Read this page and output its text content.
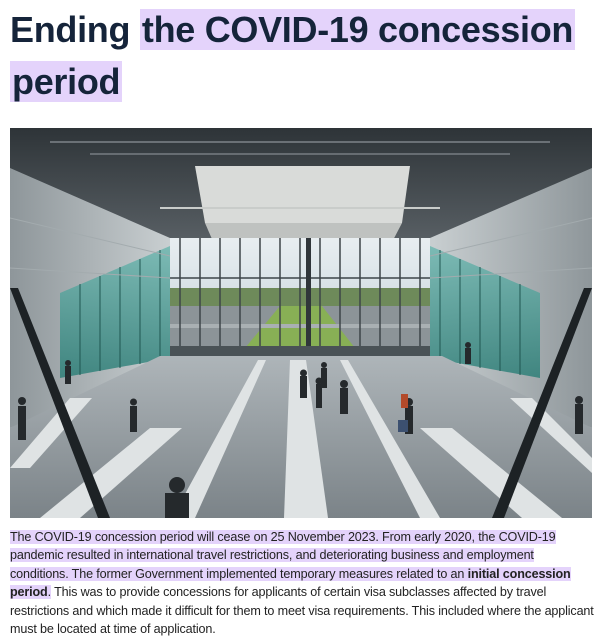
Ending the COVID-19 concession period

The COVID-19 concession period will cease on 25 November 2023. From early 2020, the COVID-19 pandemic resulted in international travel restrictions, and deteriorating business and employment conditions. The former Government implemented temporary measures related to an initial concession period. This was to provide concessions for applicants of certain visa subclasses affected by travel restrictions and which made it difficult for them to meet visa requirements. This included where the applicant must be located at time of application.
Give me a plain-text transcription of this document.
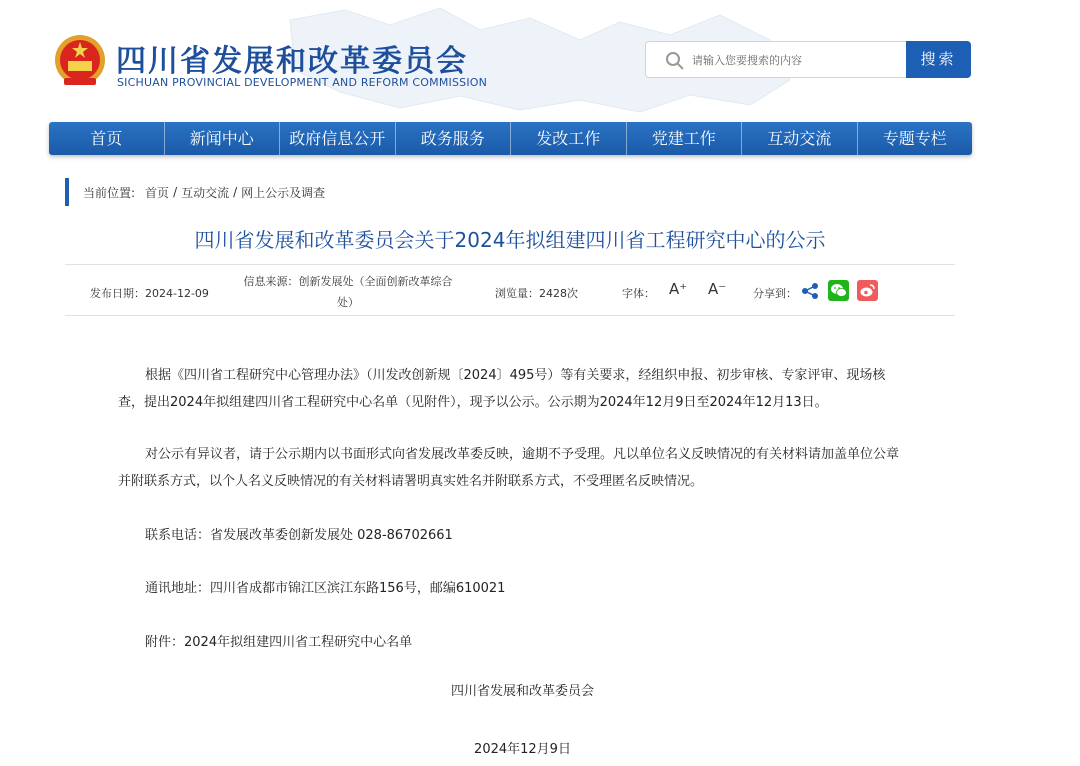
四川省发展和改革委员会
SICHUAN PROVINCIAL DEVELOPMENT AND REFORM COMMISSION
请输入您要搜索的内容
搜索
首页	新闻中心	政府信息公开	政务服务	发改工作	党建工作	互动交流	专题专栏
当前位置: 首页 / 互动交流 / 网上公示及调查
四川省发展和改革委员会关于2024年拟组建四川省工程研究中心的公示
发布日期：2024-12-09
信息来源：创新发展处（全面创新改革综合处）
浏览量：2428次	字体： A⁺ A⁻ 分享到：

根据《四川省工程研究中心管理办法》（川发改创新规〔2024〕495号）等有关要求，经组织申报、初步审核、专家评审、现场核查，提出2024年拟组建四川省工程研究中心名单（见附件），现予以公示。公示期为2024年12月9日至2024年12月13日。

对公示有异议者，请于公示期内以书面形式向省发展改革委反映，逾期不予受理。凡以单位名义反映情况的有关材料请加盖单位公章并附联系方式，以个人名义反映情况的有关材料请署明真实姓名并附联系方式，不受理匿名反映情况。

联系电话：省发展改革委创新发展处 028-86702661

通讯地址：四川省成都市锦江区滨江东路156号，邮编610021

附件：2024年拟组建四川省工程研究中心名单

四川省发展和改革委员会
2024年12月9日
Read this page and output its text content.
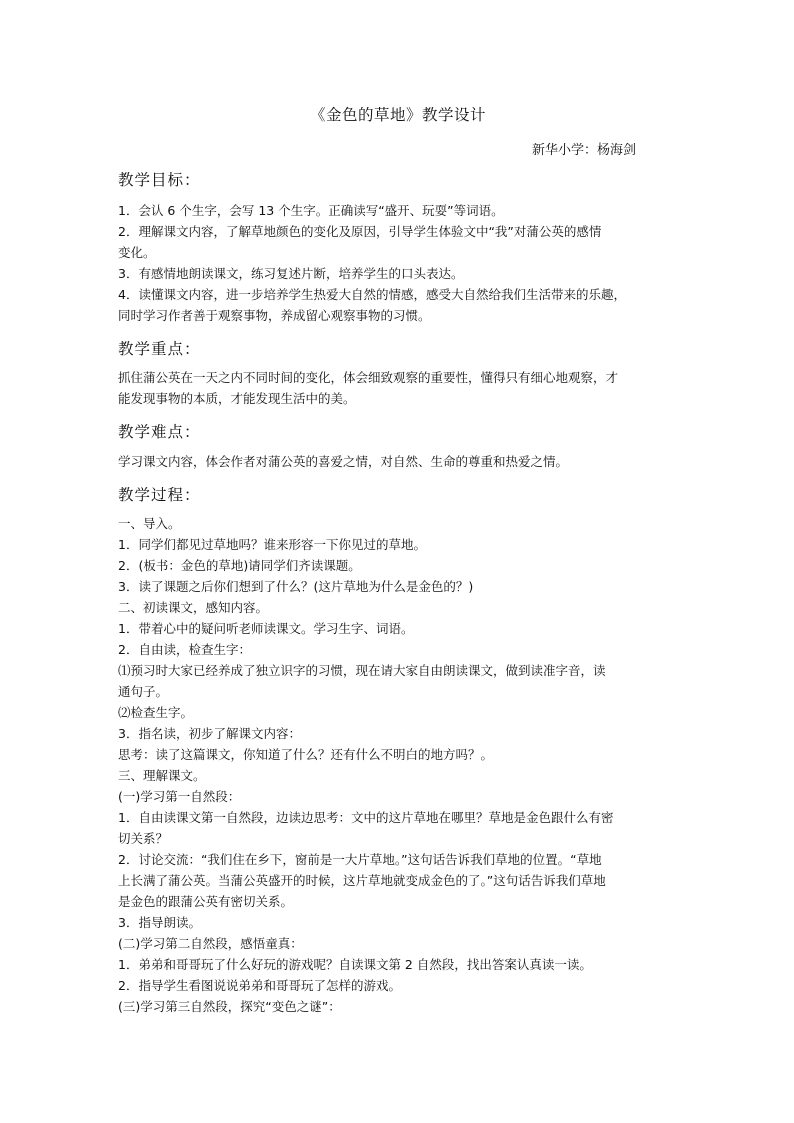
《金色的草地》教学设计
新华小学：杨海剑
教学目标：
1．会认 6 个生字，会写 13 个生字。正确读写“盛开、玩耍”等词语。
2．理解课文内容，了解草地颜色的变化及原因，引导学生体验文中“我”对蒲公英的感情
变化。
3．有感情地朗读课文，练习复述片断，培养学生的口头表达。
4．读懂课文内容，进一步培养学生热爱大自然的情感，感受大自然给我们生活带来的乐趣，
同时学习作者善于观察事物，养成留心观察事物的习惯。
教学重点：
抓住蒲公英在一天之内不同时间的变化，体会细致观察的重要性，懂得只有细心地观察，才
能发现事物的本质，才能发现生活中的美。
教学难点：
学习课文内容，体会作者对蒲公英的喜爱之情，对自然、生命的尊重和热爱之情。
教学过程：
一、导入。
1．同学们都见过草地吗？谁来形容一下你见过的草地。
2．(板书：金色的草地)请同学们齐读课题。
3．读了课题之后你们想到了什么？(这片草地为什么是金色的？)
二、初读课文，感知内容。
1．带着心中的疑问听老师读课文。学习生字、词语。
2．自由读，检查生字：
⑴预习时大家已经养成了独立识字的习惯，现在请大家自由朗读课文，做到读准字音，读
通句子。
⑵检查生字。
3．指名读，初步了解课文内容：
思考：读了这篇课文，你知道了什么？还有什么不明白的地方吗？。
三、理解课文。
(一)学习第一自然段：
1．自由读课文第一自然段，边读边思考：文中的这片草地在哪里？草地是金色跟什么有密
切关系？
2．讨论交流：“我们住在乡下，窗前是一大片草地。”这句话告诉我们草地的位置。“草地
上长满了蒲公英。当蒲公英盛开的时候，这片草地就变成金色的了。”这句话告诉我们草地
是金色的跟蒲公英有密切关系。
3．指导朗读。
(二)学习第二自然段，感悟童真：
1．弟弟和哥哥玩了什么好玩的游戏呢？自读课文第 2 自然段，找出答案认真读一读。
2．指导学生看图说说弟弟和哥哥玩了怎样的游戏。
(三)学习第三自然段，探究“变色之谜”：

•••

*DIRECTIONS FOR THIS TASK*
Each line of the data should be quoted exactly, with pictures left out.

*RESPONSE*
Read this page and output its text content.
Ending the COVID-19 concession period

The COVID-19 concession period will cease on 25 November 2023. From early 2020, the COVID-19 pandemic resulted in international travel restrictions, and deteriorating business and employment conditions. The former Government implemented temporary measures related to an initial concession period. This was to provide concessions for applicants of certain visa subclasses affected by travel restrictions and which made it difficult for them to meet visa requirements. This included where the applicant must be located at time of application.
Give me a plain-text transcription of this document.
四川省发展和改革委员会
SICHUAN PROVINCIAL DEVELOPMENT AND REFORM COMMISSION
请输入您要搜索的内容
搜索
首页	新闻中心	政府信息公开	政务服务	发改工作	党建工作	互动交流	专题专栏
当前位置: 首页 / 互动交流 / 网上公示及调查
四川省发展和改革委员会关于2024年拟组建四川省工程研究中心的公示
发布日期：2024-12-09
信息来源：创新发展处（全面创新改革综合处）
浏览量：2428次	字体： A⁺ A⁻ 分享到：

根据《四川省工程研究中心管理办法》（川发改创新规〔2024〕495号）等有关要求，经组织申报、初步审核、专家评审、现场核查，提出2024年拟组建四川省工程研究中心名单（见附件），现予以公示。公示期为2024年12月9日至2024年12月13日。

对公示有异议者，请于公示期内以书面形式向省发展改革委反映，逾期不予受理。凡以单位名义反映情况的有关材料请加盖单位公章并附联系方式，以个人名义反映情况的有关材料请署明真实姓名并附联系方式，不受理匿名反映情况。

联系电话：省发展改革委创新发展处 028-86702661

通讯地址：四川省成都市锦江区滨江东路156号，邮编610021

附件：2024年拟组建四川省工程研究中心名单

四川省发展和改革委员会
2024年12月9日
Read this page and output its text content.
《金色的草地》教学设计
新华小学：杨海剑
教学目标：
1．会认 6 个生字，会写 13 个生字。正确读写“盛开、玩耍”等词语。
2．理解课文内容，了解草地颜色的变化及原因，引导学生体验文中“我”对蒲公英的感情
变化。
3．有感情地朗读课文，练习复述片断，培养学生的口头表达。
4．读懂课文内容，进一步培养学生热爱大自然的情感，感受大自然给我们生活带来的乐趣，
同时学习作者善于观察事物，养成留心观察事物的习惯。
教学重点：
抓住蒲公英在一天之内不同时间的变化，体会细致观察的重要性，懂得只有细心地观察，才
能发现事物的本质，才能发现生活中的美。
教学难点：
学习课文内容，体会作者对蒲公英的喜爱之情，对自然、生命的尊重和热爱之情。
教学过程：
一、导入。
1．同学们都见过草地吗？谁来形容一下你见过的草地。
2．(板书：金色的草地)请同学们齐读课题。
3．读了课题之后你们想到了什么？(这片草地为什么是金色的？)
二、初读课文，感知内容。
1．带着心中的疑问听老师读课文。学习生字、词语。
2．自由读，检查生字：
⑴预习时大家已经养成了独立识字的习惯，现在请大家自由朗读课文，做到读准字音，读
通句子。
⑵检查生字。
3．指名读，初步了解课文内容：
思考：读了这篇课文，你知道了什么？还有什么不明白的地方吗？。
三、理解课文。
(一)学习第一自然段：
1．自由读课文第一自然段，边读边思考：文中的这片草地在哪里？草地是金色跟什么有密
切关系？
2．讨论交流：“我们住在乡下，窗前是一大片草地。”这句话告诉我们草地的位置。“草地
上长满了蒲公英。当蒲公英盛开的时候，这片草地就变成金色的了。”这句话告诉我们草地
是金色的跟蒲公英有密切关系。
3．指导朗读。
(二)学习第二自然段，感悟童真：
1．弟弟和哥哥玩了什么好玩的游戏呢？自读课文第 2 自然段，找出答案认真读一读。
2．指导学生看图说说弟弟和哥哥玩了怎样的游戏。
(三)学习第三自然段，探究“变色之谜”：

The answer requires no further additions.